[Dataset items]
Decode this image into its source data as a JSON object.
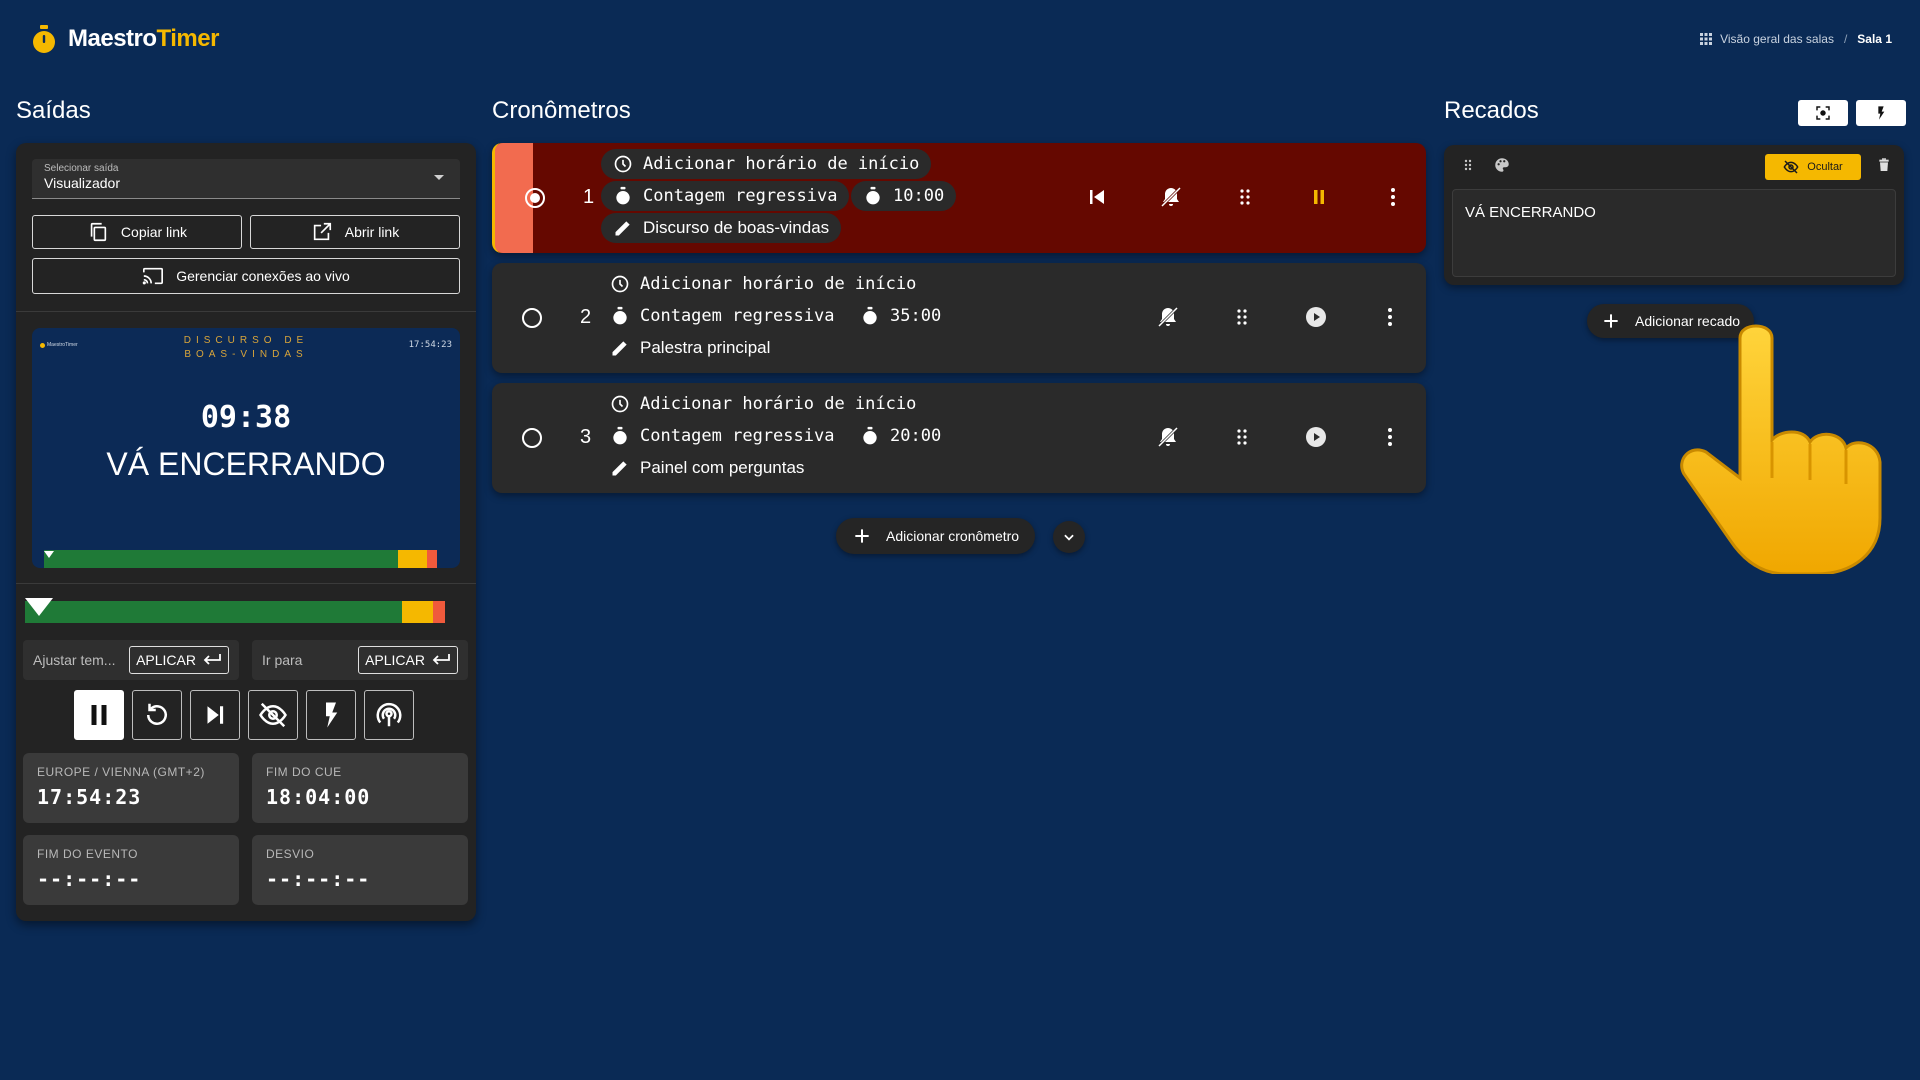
{
  "app": {
    "brand_left": "Maestro",
    "brand_right": "Timer"
  },
  "breadcrumb": {
    "overview": "Visão geral das salas",
    "separator": "/",
    "current": "Sala 1"
  },
  "colors": {
    "background": "#0a2a55",
    "accent": "#f5b800",
    "panel": "#232323",
    "active_row": "#650800",
    "active_band": "#f26b4f",
    "progress_green": "#1f7a37",
    "progress_yellow": "#f5b800",
    "progress_red": "#f05a3c"
  },
  "outputs": {
    "title": "Saídas",
    "select_label": "Selecionar saída",
    "select_value": "Visualizador",
    "copy_link": "Copiar link",
    "open_link": "Abrir link",
    "manage_connections": "Gerenciar conexões ao vivo",
    "preview": {
      "logo": "MaestroTimer",
      "title": "DISCURSO DE BOAS-VINDAS",
      "clock": "17:54:23",
      "timer": "09:38",
      "message": "VÁ ENCERRANDO"
    },
    "progress": {
      "elapsed_fraction": 0.04,
      "green_fraction": 0.85,
      "yellow_fraction": 0.07,
      "red_fraction": 0.025
    },
    "adjust_placeholder": "Ajustar tem...",
    "goto_placeholder": "Ir para",
    "apply_label": "APLICAR",
    "controls": [
      "pause-icon",
      "restart-icon",
      "skip-next-icon",
      "hide-icon",
      "flash-icon",
      "broadcast-icon"
    ],
    "tiles": {
      "timezone_label": "EUROPE / VIENNA (GMT+2)",
      "timezone_value": "17:54:23",
      "cue_end_label": "FIM DO CUE",
      "cue_end_value": "18:04:00",
      "event_end_label": "FIM DO EVENTO",
      "event_end_value": "--:--:--",
      "deviation_label": "DESVIO",
      "deviation_value": "--:--:--"
    }
  },
  "timers": {
    "title": "Cronômetros",
    "add_start_time": "Adicionar horário de início",
    "countdown": "Contagem regressiva",
    "rows": [
      {
        "number": "1",
        "duration": "10:00",
        "name": "Discurso de boas-vindas",
        "active": true
      },
      {
        "number": "2",
        "duration": "35:00",
        "name": "Palestra principal",
        "active": false
      },
      {
        "number": "3",
        "duration": "20:00",
        "name": "Painel com perguntas",
        "active": false
      }
    ],
    "add_timer": "Adicionar cronômetro"
  },
  "messages": {
    "title": "Recados",
    "hide_label": "Ocultar",
    "message_text": "VÁ ENCERRANDO",
    "add_message": "Adicionar recado"
  }
}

Written instruction: Consider the entries above and return each line with the string "duration".

Solved problem:
        "duration": "10:00",
        "duration": "35:00",
        "duration": "20:00",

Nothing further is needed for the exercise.